[Part of a data file]
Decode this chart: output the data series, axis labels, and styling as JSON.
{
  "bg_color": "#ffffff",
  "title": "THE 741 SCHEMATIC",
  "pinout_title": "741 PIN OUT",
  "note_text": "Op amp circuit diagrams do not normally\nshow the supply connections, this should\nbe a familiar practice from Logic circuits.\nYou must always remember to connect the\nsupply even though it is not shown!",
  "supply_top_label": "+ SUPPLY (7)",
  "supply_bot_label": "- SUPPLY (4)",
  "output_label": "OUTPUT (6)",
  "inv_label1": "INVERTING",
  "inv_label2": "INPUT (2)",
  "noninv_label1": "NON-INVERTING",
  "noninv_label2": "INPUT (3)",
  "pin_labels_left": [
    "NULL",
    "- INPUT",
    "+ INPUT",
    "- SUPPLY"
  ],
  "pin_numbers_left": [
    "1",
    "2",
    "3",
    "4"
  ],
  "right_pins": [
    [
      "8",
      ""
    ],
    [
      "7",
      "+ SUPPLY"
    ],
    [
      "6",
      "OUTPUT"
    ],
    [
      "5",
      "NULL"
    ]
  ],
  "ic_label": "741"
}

Challenge:
Which lines in the listing above hold the word "this"? Show each of them.

Result:
Decode this chart: output the data series, axis labels, and styling as JSON.
  "note_text": "Op amp circuit diagrams do not normally\nshow the supply connections, this should\nbe a familiar practice from Logic circuits.\nYou must always remember to connect the\nsupply even though it is not shown!",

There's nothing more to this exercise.